Problem description
Word for word, retype every entry in the listing.
────────
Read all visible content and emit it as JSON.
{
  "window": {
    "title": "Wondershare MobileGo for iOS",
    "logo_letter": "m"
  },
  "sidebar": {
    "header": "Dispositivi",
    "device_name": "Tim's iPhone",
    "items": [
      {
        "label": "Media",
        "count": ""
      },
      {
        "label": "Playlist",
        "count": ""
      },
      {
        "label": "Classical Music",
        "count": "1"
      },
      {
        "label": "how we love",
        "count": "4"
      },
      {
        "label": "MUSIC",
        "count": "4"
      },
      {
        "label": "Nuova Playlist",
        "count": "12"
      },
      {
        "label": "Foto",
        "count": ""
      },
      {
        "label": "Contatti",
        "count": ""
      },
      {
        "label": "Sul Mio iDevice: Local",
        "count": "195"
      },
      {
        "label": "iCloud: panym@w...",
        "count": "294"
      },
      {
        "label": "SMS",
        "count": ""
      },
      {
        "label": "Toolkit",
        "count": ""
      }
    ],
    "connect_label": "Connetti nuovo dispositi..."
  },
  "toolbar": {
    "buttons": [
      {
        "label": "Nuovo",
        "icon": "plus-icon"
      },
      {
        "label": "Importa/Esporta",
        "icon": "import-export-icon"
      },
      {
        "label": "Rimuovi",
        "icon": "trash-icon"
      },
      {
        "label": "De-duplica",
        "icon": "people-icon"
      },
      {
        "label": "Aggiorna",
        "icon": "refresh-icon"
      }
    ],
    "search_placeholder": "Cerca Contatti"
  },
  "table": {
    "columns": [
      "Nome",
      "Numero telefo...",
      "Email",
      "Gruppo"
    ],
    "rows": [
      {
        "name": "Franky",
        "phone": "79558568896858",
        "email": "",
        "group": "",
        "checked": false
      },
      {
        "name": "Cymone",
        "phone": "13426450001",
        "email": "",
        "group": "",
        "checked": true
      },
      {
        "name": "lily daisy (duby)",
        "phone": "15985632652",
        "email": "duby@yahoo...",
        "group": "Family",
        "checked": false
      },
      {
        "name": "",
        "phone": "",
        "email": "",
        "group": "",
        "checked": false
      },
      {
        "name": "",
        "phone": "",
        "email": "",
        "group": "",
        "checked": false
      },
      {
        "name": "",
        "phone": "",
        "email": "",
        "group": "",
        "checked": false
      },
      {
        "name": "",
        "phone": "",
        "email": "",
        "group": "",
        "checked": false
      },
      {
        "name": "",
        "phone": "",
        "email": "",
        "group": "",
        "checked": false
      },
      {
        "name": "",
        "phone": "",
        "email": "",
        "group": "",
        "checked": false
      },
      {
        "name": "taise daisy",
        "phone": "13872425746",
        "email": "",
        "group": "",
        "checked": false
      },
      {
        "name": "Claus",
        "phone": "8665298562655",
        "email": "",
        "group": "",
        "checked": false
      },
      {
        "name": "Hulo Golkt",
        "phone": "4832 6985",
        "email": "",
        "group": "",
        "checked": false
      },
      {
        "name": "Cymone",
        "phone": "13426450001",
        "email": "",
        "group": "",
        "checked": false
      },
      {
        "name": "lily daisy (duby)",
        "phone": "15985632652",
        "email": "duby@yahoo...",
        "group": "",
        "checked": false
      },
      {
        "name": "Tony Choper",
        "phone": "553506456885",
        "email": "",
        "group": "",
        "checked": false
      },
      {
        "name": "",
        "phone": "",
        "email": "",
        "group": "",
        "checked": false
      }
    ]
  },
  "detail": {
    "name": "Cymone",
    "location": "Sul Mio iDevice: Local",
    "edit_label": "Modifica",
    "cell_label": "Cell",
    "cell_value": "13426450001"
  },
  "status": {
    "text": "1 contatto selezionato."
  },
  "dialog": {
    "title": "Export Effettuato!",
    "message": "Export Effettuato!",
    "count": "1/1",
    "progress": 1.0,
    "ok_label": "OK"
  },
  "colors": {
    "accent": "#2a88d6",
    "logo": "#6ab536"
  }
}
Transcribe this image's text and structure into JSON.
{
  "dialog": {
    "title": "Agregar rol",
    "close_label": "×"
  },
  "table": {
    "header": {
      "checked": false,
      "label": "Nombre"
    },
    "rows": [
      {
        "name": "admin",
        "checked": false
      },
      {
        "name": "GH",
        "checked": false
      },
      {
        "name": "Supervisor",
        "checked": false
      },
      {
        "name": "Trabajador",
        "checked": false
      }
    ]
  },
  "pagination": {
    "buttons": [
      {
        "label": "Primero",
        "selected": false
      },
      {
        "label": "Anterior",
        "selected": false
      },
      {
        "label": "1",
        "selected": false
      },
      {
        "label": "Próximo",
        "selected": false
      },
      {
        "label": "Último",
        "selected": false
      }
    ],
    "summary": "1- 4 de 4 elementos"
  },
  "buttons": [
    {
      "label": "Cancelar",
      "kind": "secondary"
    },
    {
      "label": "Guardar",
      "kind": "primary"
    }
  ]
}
────────
Output for this task
Read all visible content and emit it as JSON.
{
  "window": {
    "title": "Wondershare MobileGo for iOS",
    "logo_letter": "m"
  },
  "sidebar": {
    "header": "Dispositivi",
    "device_name": "Tim's iPhone",
    "items": [
      {
        "label": "Media",
        "count": ""
      },
      {
        "label": "Playlist",
        "count": ""
      },
      {
        "label": "Classical Music",
        "count": "1"
      },
      {
        "label": "how we love",
        "count": "4"
      },
      {
        "label": "MUSIC",
        "count": "4"
      },
      {
        "label": "Nuova Playlist",
        "count": "12"
      },
      {
        "label": "Foto",
        "count": ""
      },
      {
        "label": "Contatti",
        "count": ""
      },
      {
        "label": "Sul Mio iDevice: Local",
        "count": "195"
      },
      {
        "label": "iCloud: panym@w...",
        "count": "294"
      },
      {
        "label": "SMS",
        "count": ""
      },
      {
        "label": "Toolkit",
        "count": ""
      }
    ],
    "connect_label": "Connetti nuovo dispositi..."
  },
  "toolbar": {
    "buttons": [
      {
        "label": "Nuovo",
        "icon": "plus-icon"
      },
      {
        "label": "Importa/Esporta",
        "icon": "import-export-icon"
      },
      {
        "label": "Rimuovi",
        "icon": "trash-icon"
      },
      {
        "label": "De-duplica",
        "icon": "people-icon"
      },
      {
        "label": "Aggiorna",
        "icon": "refresh-icon"
      }
    ],
    "search_placeholder": "Cerca Contatti"
  },
  "table": {
    "columns": [
      "Nome",
      "Numero telefo...",
      "Email",
      "Gruppo"
    ],
    "rows": [
      {
        "name": "Franky",
        "phone": "79558568896858",
        "email": "",
        "group": "",
        "checked": false
      },
      {
        "name": "Cymone",
        "phone": "13426450001",
        "email": "",
        "group": "",
        "checked": true
      },
      {
        "name": "lily daisy (duby)",
        "phone": "15985632652",
        "email": "duby@yahoo...",
        "group": "Family",
        "checked": false
      },
      {
        "name": "",
        "phone": "",
        "email": "",
        "group": "",
        "checked": false
      },
      {
        "name": "",
        "phone": "",
        "email": "",
        "group": "",
        "checked": false
      },
      {
        "name": "",
        "phone": "",
        "email": "",
        "group": "",
        "checked": false
      },
      {
        "name": "",
        "phone": "",
        "email": "",
        "group": "",
        "checked": false
      },
      {
        "name": "",
        "phone": "",
        "email": "",
        "group": "",
        "checked": false
      },
      {
        "name": "",
        "phone": "",
        "email": "",
        "group": "",
        "checked": false
      },
      {
        "name": "taise daisy",
        "phone": "13872425746",
        "email": "",
        "group": "",
        "checked": false
      },
      {
        "name": "Claus",
        "phone": "8665298562655",
        "email": "",
        "group": "",
        "checked": false
      },
      {
        "name": "Hulo Golkt",
        "phone": "4832 6985",
        "email": "",
        "group": "",
        "checked": false
      },
      {
        "name": "Cymone",
        "phone": "13426450001",
        "email": "",
        "group": "",
        "checked": false
      },
      {
        "name": "lily daisy (duby)",
        "phone": "15985632652",
        "email": "duby@yahoo...",
        "group": "",
        "checked": false
      },
      {
        "name": "Tony Choper",
        "phone": "553506456885",
        "email": "",
        "group": "",
        "checked": false
      },
      {
        "name": "",
        "phone": "",
        "email": "",
        "group": "",
        "checked": false
      }
    ]
  },
  "detail": {
    "name": "Cymone",
    "location": "Sul Mio iDevice: Local",
    "edit_label": "Modifica",
    "cell_label": "Cell",
    "cell_value": "13426450001"
  },
  "status": {
    "text": "1 contatto selezionato."
  },
  "dialog": {
    "title": "Export Effettuato!",
    "message": "Export Effettuato!",
    "count": "1/1",
    "progress": 1.0,
    "ok_label": "OK"
  },
  "colors": {
    "accent": "#2a88d6",
    "logo": "#6ab536"
  }
}
Transcribe this image's text and structure into JSON.
{
  "dialog": {
    "title": "Agregar rol",
    "close_label": "×"
  },
  "table": {
    "header": {
      "checked": false,
      "label": "Nombre"
    },
    "rows": [
      {
        "name": "admin",
        "checked": false
      },
      {
        "name": "GH",
        "checked": false
      },
      {
        "name": "Supervisor",
        "checked": false
      },
      {
        "name": "Trabajador",
        "checked": false
      }
    ]
  },
  "pagination": {
    "buttons": [
      {
        "label": "Primero",
        "selected": false
      },
      {
        "label": "Anterior",
        "selected": false
      },
      {
        "label": "1",
        "selected": false
      },
      {
        "label": "Próximo",
        "selected": false
      },
      {
        "label": "Último",
        "selected": false
      }
    ],
    "summary": "1- 4 de 4 elementos"
  },
  "buttons": [
    {
      "label": "Cancelar",
      "kind": "secondary"
    },
    {
      "label": "Guardar",
      "kind": "primary"
    }
  ]
}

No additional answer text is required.